- [TO BE DONE]
Report how many lines contain the word "jusqu", with no other text.

- [LISTED ENTRIES]
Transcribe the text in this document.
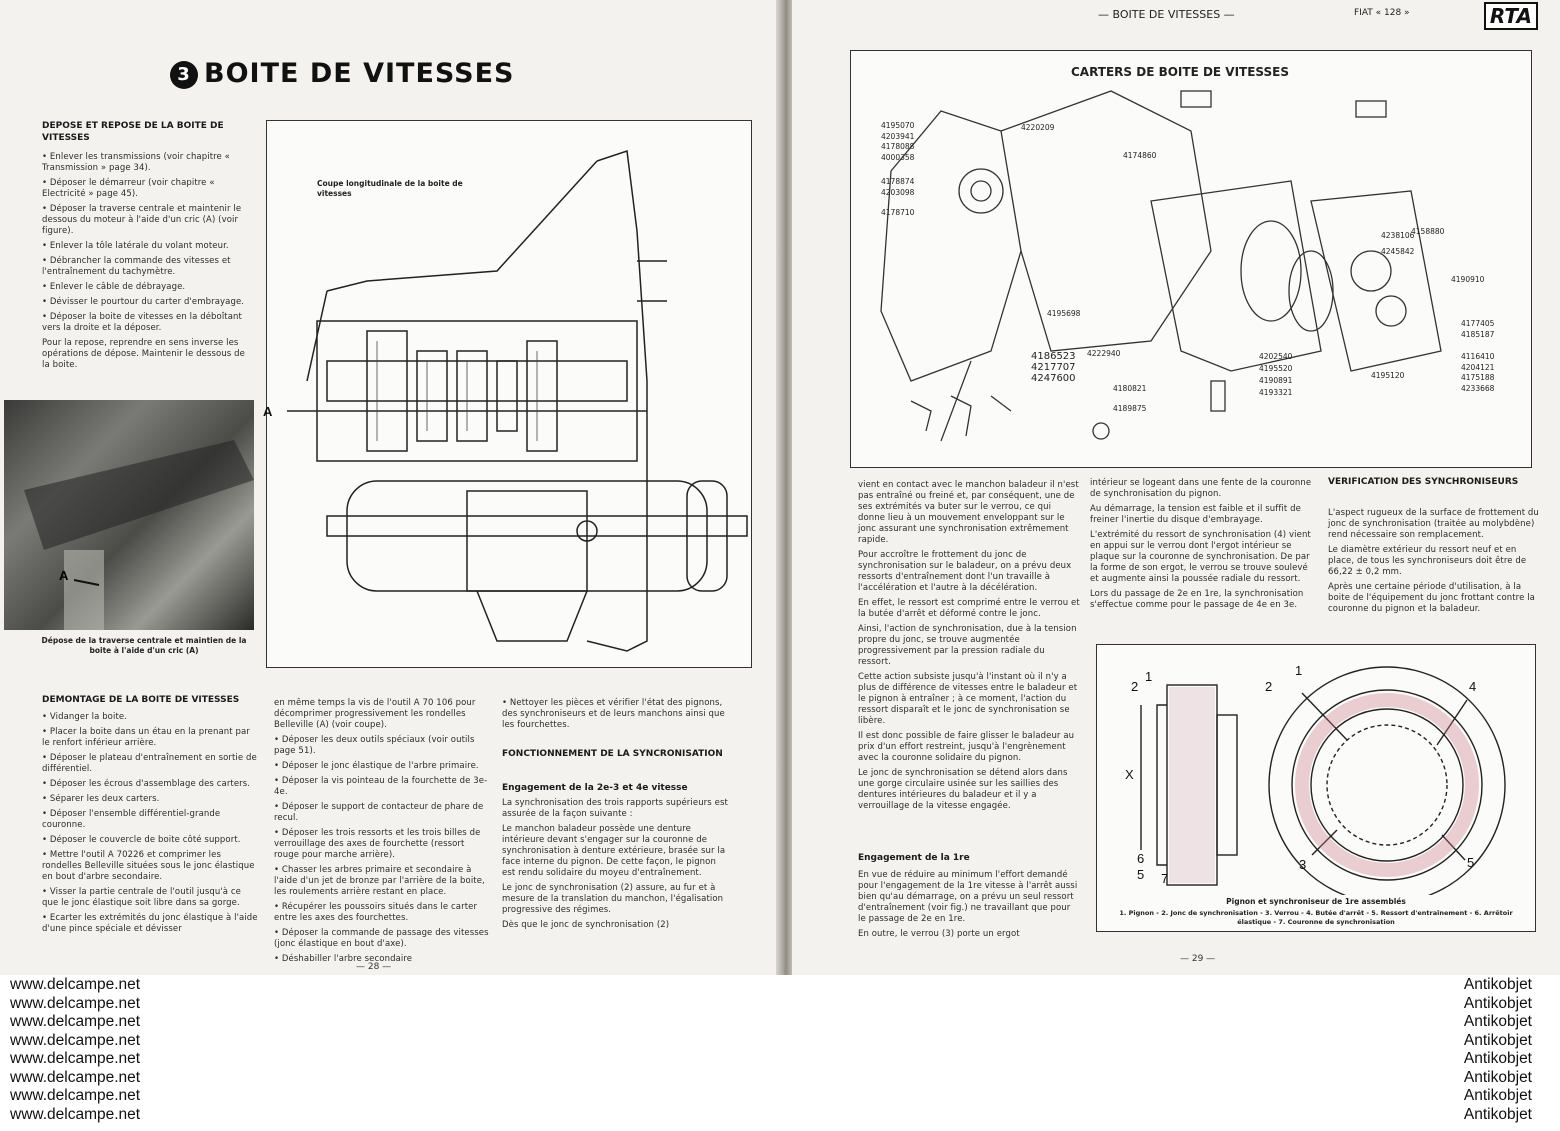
3 BOITE DE VITESSES
DEPOSE ET REPOSE DE LA BOITE DE VITESSES

• Enlever les transmissions (voir chapitre « Transmission » page 34).

• Déposer le démarreur (voir chapitre « Electricité » page 45).

• Déposer la traverse centrale et maintenir le dessous du moteur à l'aide d'un cric (A) (voir figure).

• Enlever la tôle latérale du volant moteur.

• Débrancher la commande des vitesses et l'entraînement du tachymètre.

• Enlever le câble de débrayage.

• Dévisser le pourtour du carter d'embrayage.

• Déposer la boite de vitesses en la déboîtant vers la droite et la déposer.

Pour la repose, reprendre en sens inverse les opérations de dépose. Maintenir le dessous de la boite.

A
Dépose de la traverse centrale et maintien de la boite à l'aide d'un cric (A)
Coupe longitudinale de la boite de vitesses
A
DEMONTAGE DE LA BOITE DE VITESSES

• Vidanger la boite.

• Placer la boite dans un étau en la prenant par le renfort inférieur arrière.

• Déposer le plateau d'entraînement en sortie de différentiel.

• Déposer les écrous d'assemblage des carters.

• Séparer les deux carters.

• Déposer l'ensemble différentiel-grande couronne.

• Déposer le couvercle de boite côté support.

• Mettre l'outil A 70226 et comprimer les rondelles Belleville situées sous le jonc élastique en bout d'arbre secondaire.

• Visser la partie centrale de l'outil jusqu'à ce que le jonc élastique soit libre dans sa gorge.

• Ecarter les extrémités du jonc élastique à l'aide d'une pince spéciale et dévisser

en même temps la vis de l'outil A 70 106 pour décomprimer progressivement les rondelles Belleville (A) (voir coupe).

• Déposer les deux outils spéciaux (voir outils page 51).

• Déposer le jonc élastique de l'arbre primaire.

• Déposer la vis pointeau de la fourchette de 3e-4e.

• Déposer le support de contacteur de phare de recul.

• Déposer les trois ressorts et les trois billes de verrouillage des axes de fourchette (ressort rouge pour marche arrière).

• Chasser les arbres primaire et secondaire à l'aide d'un jet de bronze par l'arrière de la boite, les roulements arrière restant en place.

• Récupérer les poussoirs situés dans le carter entre les axes des fourchettes.

• Déposer la commande de passage des vitesses (jonc élastique en bout d'axe).

• Déshabiller l'arbre secondaire

• Nettoyer les pièces et vérifier l'état des pignons, des synchroniseurs et de leurs manchons ainsi que les fourchettes.

FONCTIONNEMENT DE LA SYNCRONISATION
Engagement de la 2e-3 et 4e vitesse

La synchronisation des trois rapports supérieurs est assurée de la façon suivante :

Le manchon baladeur possède une denture intérieure devant s'engager sur la couronne de synchronisation à denture extérieure, brasée sur la face interne du pignon. De cette façon, le pignon est rendu solidaire du moyeu d'entraînement.

Le jonc de synchronisation (2) assure, au fur et à mesure de la translation du manchon, l'égalisation progressive des régimes.

Dès que le jonc de synchronisation (2)

— 28 —
— BOITE DE VITESSES —	FIAT « 128 »	RTA
CARTERS DE BOITE DE VITESSES
4195070
4203941
4178088
4000358
4178874
4203098
4178710
4220209
4174860
4222940
4238106
4245842
4190910
4177405
4185187
4116410
4204121
4175188
4233668
4186523
4217707
4247600
4180821
4189875
4202540
4195520
4190891
4193321
4195120
4158880
4195698

vient en contact avec le manchon baladeur il n'est pas entraîné ou freiné et, par conséquent, une de ses extrémités va buter sur le verrou, ce qui donne lieu à un mouvement enveloppant sur le jonc assurant une synchronisation extrêmement rapide.

Pour accroître le frottement du jonc de synchronisation sur le baladeur, on a prévu deux ressorts d'entraînement dont l'un travaille à l'accélération et l'autre à la décélération.

En effet, le ressort est comprimé entre le verrou et la butée d'arrêt et déformé contre le jonc.

Ainsi, l'action de synchronisation, due à la tension propre du jonc, se trouve augmentée progressivement par la pression radiale du ressort.

Cette action subsiste jusqu'à l'instant où il n'y a plus de différence de vitesses entre le baladeur et le pignon à entraîner ; à ce moment, l'action du ressort disparaît et le jonc de synchronisation se libère.

Il est donc possible de faire glisser le baladeur au prix d'un effort restreint, jusqu'à l'engrènement avec la couronne solidaire du pignon.

Le jonc de synchronisation se détend alors dans une gorge circulaire usinée sur les saillies des dentures intérieures du baladeur et il y a verrouillage de la vitesse engagée.

Engagement de la 1re

En vue de réduire au minimum l'effort demandé pour l'engagement de la 1re vitesse à l'arrêt aussi bien qu'au démarrage, on a prévu un seul ressort d'entraînement (voir fig.) ne travaillant que pour le passage de 2e en 1re.

En outre, le verrou (3) porte un ergot

intérieur se logeant dans une fente de la couronne de synchronisation du pignon.

Au démarrage, la tension est faible et il suffit de freiner l'inertie du disque d'embrayage.

L'extrémité du ressort de synchronisation (4) vient en appui sur le verrou dont l'ergot intérieur se plaque sur la couronne de synchronisation. De par la forme de son ergot, le verrou se trouve soulevé et augmente ainsi la poussée radiale du ressort.

Lors du passage de 2e en 1re, la synchronisation s'effectue comme pour le passage de 4e en 3e.

VERIFICATION DES SYNCHRONISEURS

L'aspect rugueux de la surface de frottement du jonc de synchronisation (traitée au molybdène) rend nécessaire son remplacement.

Le diamètre extérieur du ressort neuf et en place, de tous les synchroniseurs doit être de 66,22 ± 0,2 mm.

Après une certaine période d'utilisation, à la boite de l'équipement du jonc frottant contre la couronne du pignon et la baladeur.

1
2
X
6
5 7
1
2	4
3	5
Pignon et synchroniseur de 1re assemblés
1. Pignon - 2. Jonc de synchronisation - 3. Verrou - 4. Butée d'arrêt - 5. Ressort d'entraînement - 6. Arrêtoir élastique - 7. Couronne de synchronisation
— 29 —
www.delcampe.net
www.delcampe.net
www.delcampe.net
www.delcampe.net
www.delcampe.net
www.delcampe.net
www.delcampe.net
www.delcampe.net
Antikobjet
Antikobjet
Antikobjet
Antikobjet
Antikobjet
Antikobjet
Antikobjet
Antikobjet
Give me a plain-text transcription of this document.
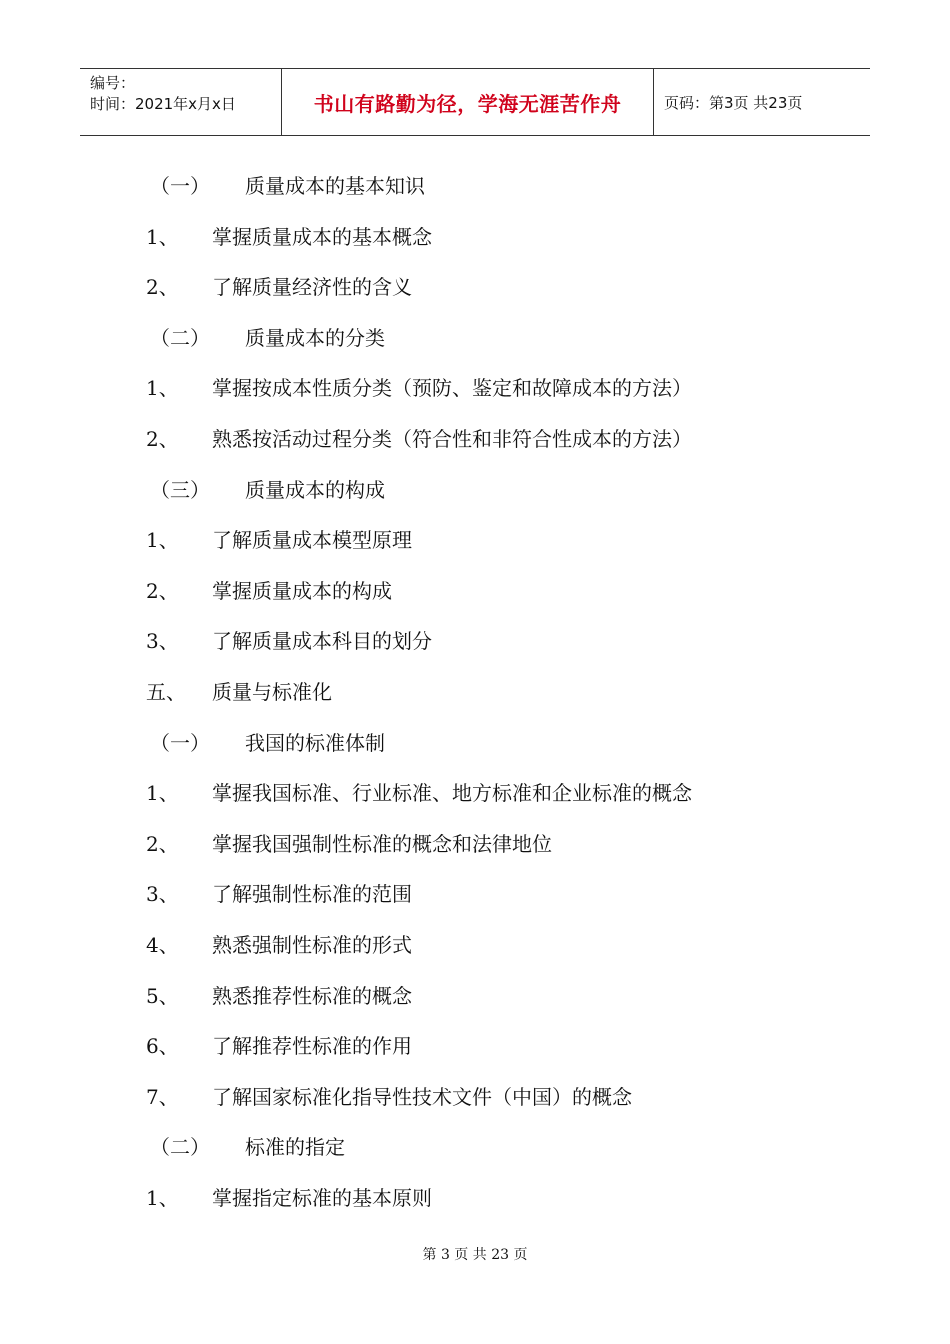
编号：
时间：2021年x月x日	书山有路勤为径，学海无涯苦作舟	页码：第3页 共23页
（一） 质量成本的基本知识
1、 掌握质量成本的基本概念
2、 了解质量经济性的含义
（二） 质量成本的分类
1、 掌握按成本性质分类（预防、鉴定和故障成本的方法）
2、 熟悉按活动过程分类（符合性和非符合性成本的方法）
（三） 质量成本的构成
1、 了解质量成本模型原理
2、 掌握质量成本的构成
3、 了解质量成本科目的划分
五、 质量与标准化
（一） 我国的标准体制
1、 掌握我国标准、行业标准、地方标准和企业标准的概念
2、 掌握我国强制性标准的概念和法律地位
3、 了解强制性标准的范围
4、 熟悉强制性标准的形式
5、 熟悉推荐性标准的概念
6、 了解推荐性标准的作用
7、 了解国家标准化指导性技术文件（中国）的概念
（二） 标准的指定
1、 掌握指定标准的基本原则
第 3 页 共 23 页
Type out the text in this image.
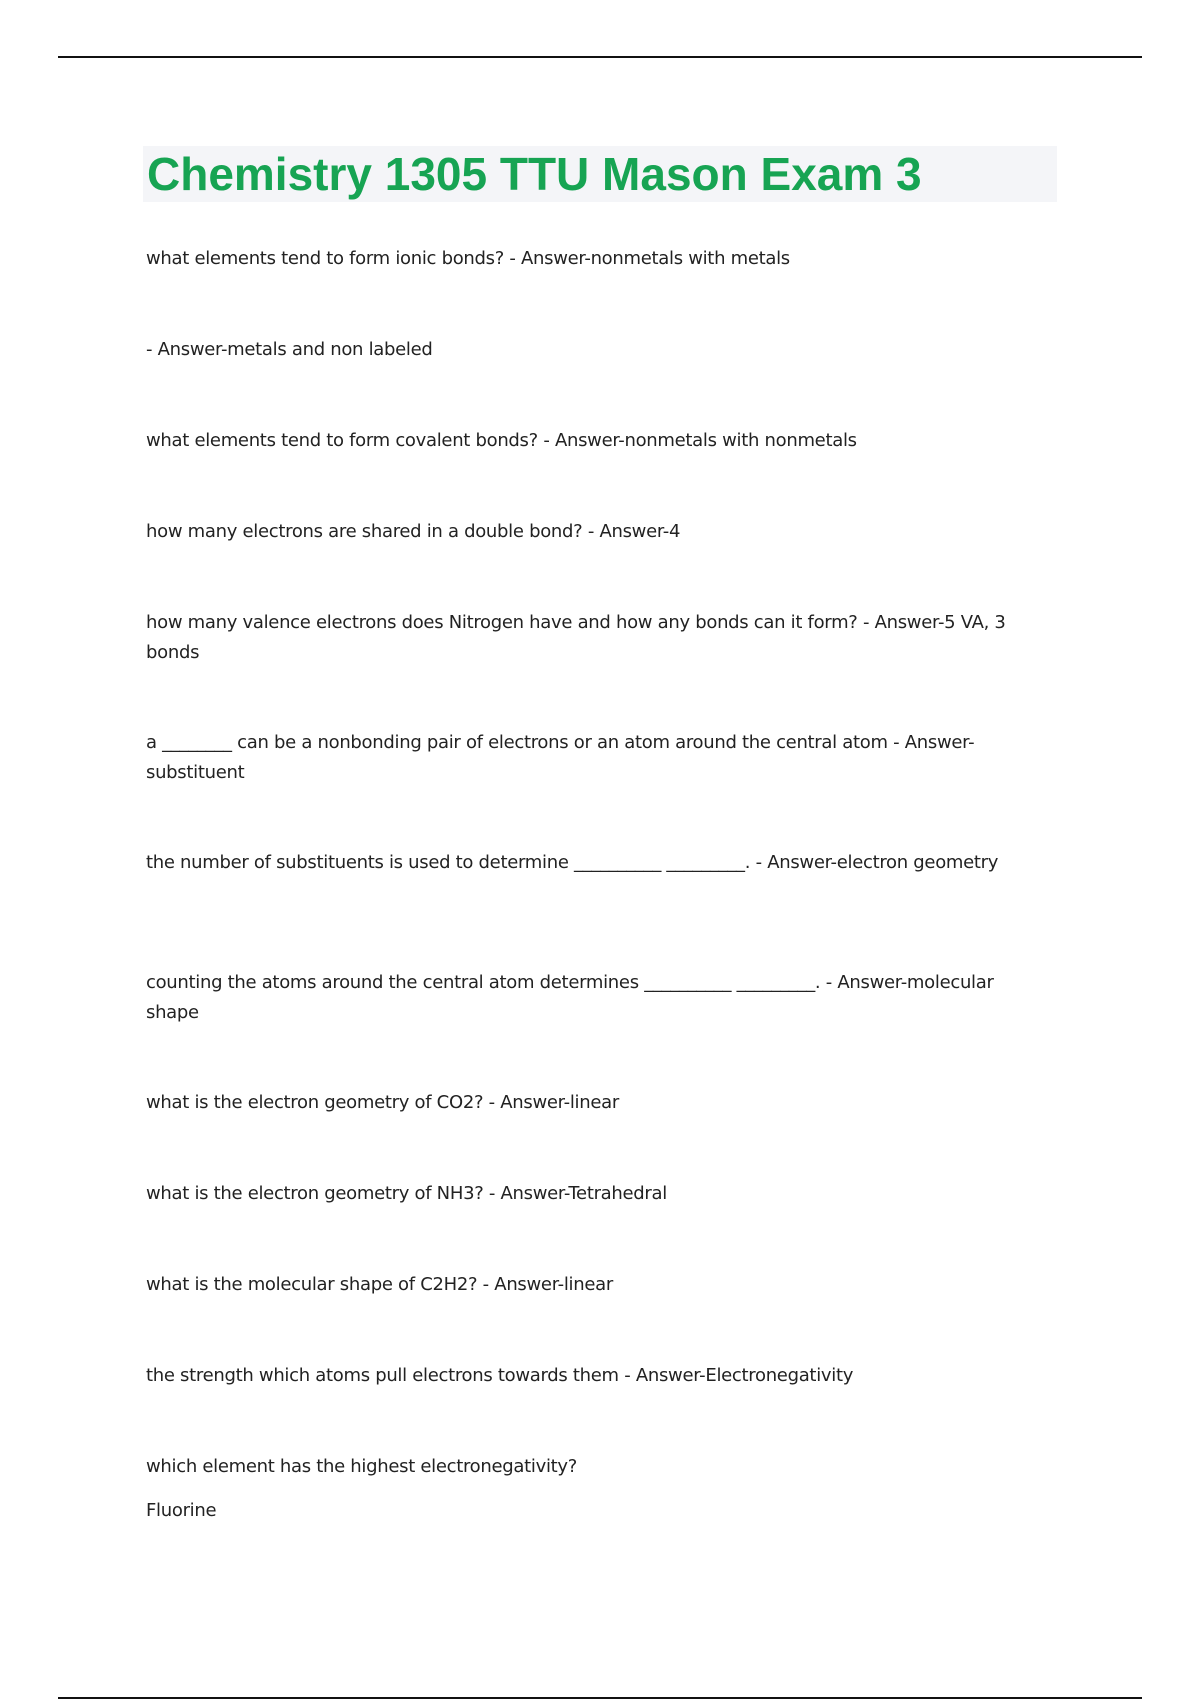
Chemistry 1305 TTU Mason Exam 3

what elements tend to form ionic bonds? - Answer-nonmetals with metals

- Answer-metals and non labeled

what elements tend to form covalent bonds? - Answer-nonmetals with nonmetals

how many electrons are shared in a double bond? - Answer-4

how many valence electrons does Nitrogen have and how any bonds can it form? - Answer-5 VA, 3 bonds

a ________ can be a nonbonding pair of electrons or an atom around the central atom - Answer-substituent

the number of substituents is used to determine __________ _________. - Answer-electron geometry

counting the atoms around the central atom determines __________ _________. - Answer-molecular shape

what is the electron geometry of CO2? - Answer-linear

what is the electron geometry of NH3? - Answer-Tetrahedral

what is the molecular shape of C2H2? - Answer-linear

the strength which atoms pull electrons towards them - Answer-Electronegativity

which element has the highest electronegativity?

Fluorine
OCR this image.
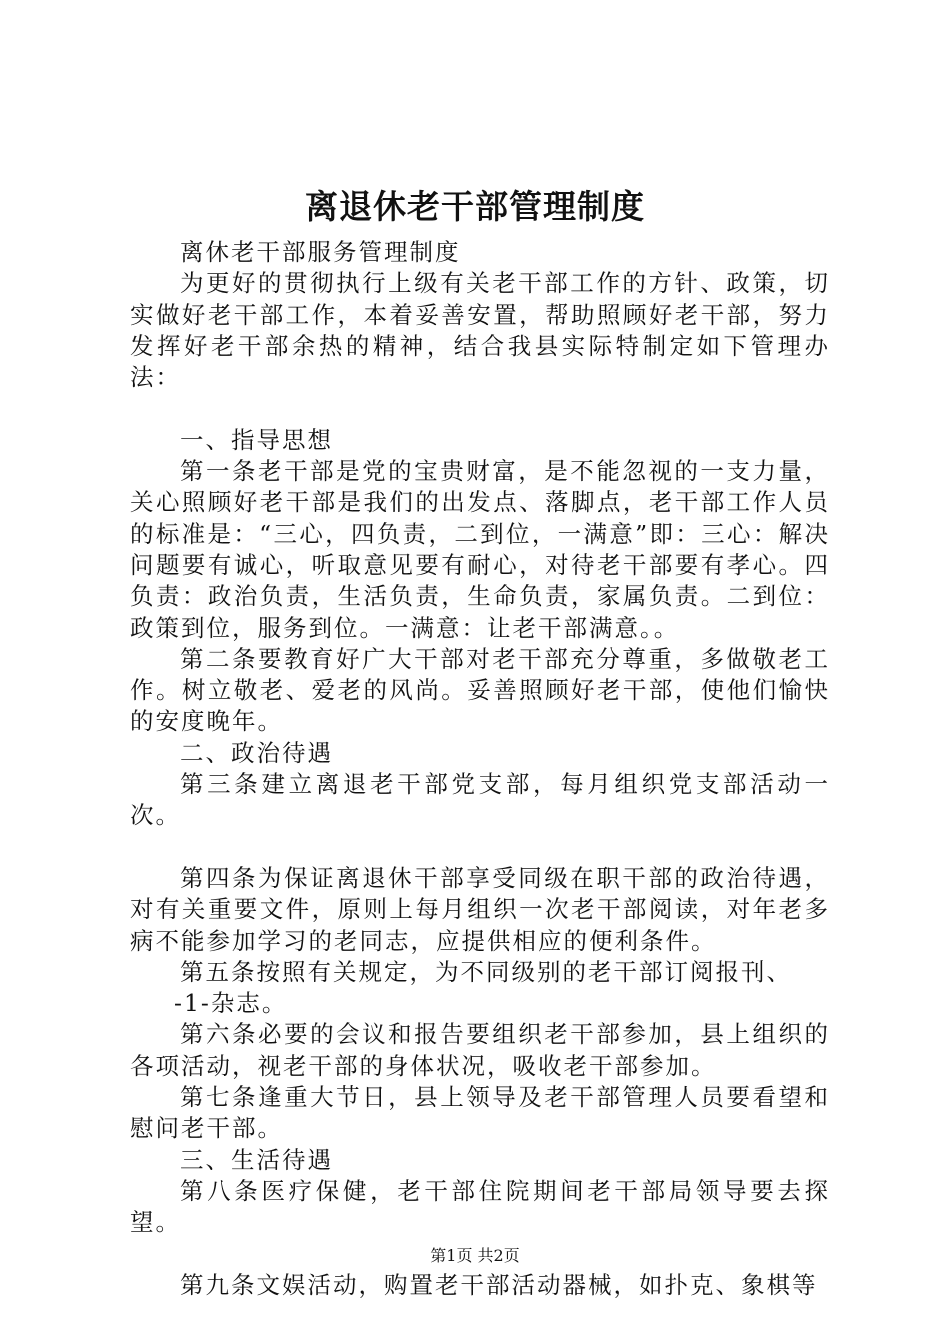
离退休老干部管理制度

离休老干部服务管理制度

为更好的贯彻执行上级有关老干部工作的方针、政策，切实做好老干部工作，本着妥善安置，帮助照顾好老干部，努力发挥好老干部余热的精神，结合我县实际特制定如下管理办法：

一、指导思想

第一条老干部是党的宝贵财富，是不能忽视的一支力量，关心照顾好老干部是我们的出发点、落脚点，老干部工作人员的标准是：“三心，四负责，二到位，一满意”即：三心：解决问题要有诚心，听取意见要有耐心，对待老干部要有孝心。四负责：政治负责，生活负责，生命负责，家属负责。二到位：政策到位，服务到位。一满意：让老干部满意。。

第二条要教育好广大干部对老干部充分尊重，多做敬老工作。树立敬老、爱老的风尚。妥善照顾好老干部，使他们愉快的安度晚年。

二、政治待遇

第三条建立离退老干部党支部，每月组织党支部活动一次。

第四条为保证离退休干部享受同级在职干部的政治待遇，对有关重要文件，原则上每月组织一次老干部阅读，对年老多病不能参加学习的老同志，应提供相应的便利条件。

第五条按照有关规定，为不同级别的老干部订阅报刊、

-1-杂志。

第六条必要的会议和报告要组织老干部参加，县上组织的各项活动，视老干部的身体状况，吸收老干部参加。

第七条逢重大节日，县上领导及老干部管理人员要看望和慰问老干部。

三、生活待遇

第八条医疗保健，老干部住院期间老干部局领导要去探望。

第九条文娱活动，购置老干部活动器械，如扑克、象棋等

第1页 共2页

- [EXPECTED ANSWER]
3